Extracted data entries:
..............................
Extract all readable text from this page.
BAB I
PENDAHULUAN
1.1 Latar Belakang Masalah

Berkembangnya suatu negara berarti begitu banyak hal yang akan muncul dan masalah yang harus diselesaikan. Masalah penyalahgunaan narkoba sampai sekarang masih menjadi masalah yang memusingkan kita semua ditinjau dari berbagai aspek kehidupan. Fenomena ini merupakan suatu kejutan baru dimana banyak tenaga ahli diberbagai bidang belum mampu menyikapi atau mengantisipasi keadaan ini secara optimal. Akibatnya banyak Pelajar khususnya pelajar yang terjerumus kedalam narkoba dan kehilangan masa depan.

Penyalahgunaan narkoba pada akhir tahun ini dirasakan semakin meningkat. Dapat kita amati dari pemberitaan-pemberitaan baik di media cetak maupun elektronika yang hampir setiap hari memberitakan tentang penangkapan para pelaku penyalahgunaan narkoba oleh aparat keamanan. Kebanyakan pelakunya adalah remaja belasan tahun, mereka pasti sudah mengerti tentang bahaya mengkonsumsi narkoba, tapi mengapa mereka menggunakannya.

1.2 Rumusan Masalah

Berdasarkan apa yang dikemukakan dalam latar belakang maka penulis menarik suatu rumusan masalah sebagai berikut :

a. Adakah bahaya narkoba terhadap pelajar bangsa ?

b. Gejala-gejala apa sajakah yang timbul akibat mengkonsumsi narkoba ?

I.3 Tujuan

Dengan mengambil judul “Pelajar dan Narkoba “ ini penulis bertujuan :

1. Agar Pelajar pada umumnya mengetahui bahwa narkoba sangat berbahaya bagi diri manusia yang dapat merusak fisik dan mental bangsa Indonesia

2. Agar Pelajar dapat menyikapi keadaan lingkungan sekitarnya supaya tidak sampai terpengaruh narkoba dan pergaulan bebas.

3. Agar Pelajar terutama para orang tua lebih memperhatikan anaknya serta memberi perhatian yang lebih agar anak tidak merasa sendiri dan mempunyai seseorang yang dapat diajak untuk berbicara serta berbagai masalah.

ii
..............................
● WHAT IS REQUIRED:
Extract all of the data above without altering anything.

● SOLUTION TO THIS EXERCISE:
Extract all readable text from this page.
BAB I
PENDAHULUAN
1.1 Latar Belakang Masalah

Berkembangnya suatu negara berarti begitu banyak hal yang akan muncul dan masalah yang harus diselesaikan. Masalah penyalahgunaan narkoba sampai sekarang masih menjadi masalah yang memusingkan kita semua ditinjau dari berbagai aspek kehidupan. Fenomena ini merupakan suatu kejutan baru dimana banyak tenaga ahli diberbagai bidang belum mampu menyikapi atau mengantisipasi keadaan ini secara optimal. Akibatnya banyak Pelajar khususnya pelajar yang terjerumus kedalam narkoba dan kehilangan masa depan.

Penyalahgunaan narkoba pada akhir tahun ini dirasakan semakin meningkat. Dapat kita amati dari pemberitaan-pemberitaan baik di media cetak maupun elektronika yang hampir setiap hari memberitakan tentang penangkapan para pelaku penyalahgunaan narkoba oleh aparat keamanan. Kebanyakan pelakunya adalah remaja belasan tahun, mereka pasti sudah mengerti tentang bahaya mengkonsumsi narkoba, tapi mengapa mereka menggunakannya.

1.2 Rumusan Masalah

Berdasarkan apa yang dikemukakan dalam latar belakang maka penulis menarik suatu rumusan masalah sebagai berikut :

a. Adakah bahaya narkoba terhadap pelajar bangsa ?

b. Gejala-gejala apa sajakah yang timbul akibat mengkonsumsi narkoba ?

I.3 Tujuan

Dengan mengambil judul “Pelajar dan Narkoba “ ini penulis bertujuan :

1. Agar Pelajar pada umumnya mengetahui bahwa narkoba sangat berbahaya bagi diri manusia yang dapat merusak fisik dan mental bangsa Indonesia

2. Agar Pelajar dapat menyikapi keadaan lingkungan sekitarnya supaya tidak sampai terpengaruh narkoba dan pergaulan bebas.

3. Agar Pelajar terutama para orang tua lebih memperhatikan anaknya serta memberi perhatian yang lebih agar anak tidak merasa sendiri dan mempunyai seseorang yang dapat diajak untuk berbicara serta berbagai masalah.

ii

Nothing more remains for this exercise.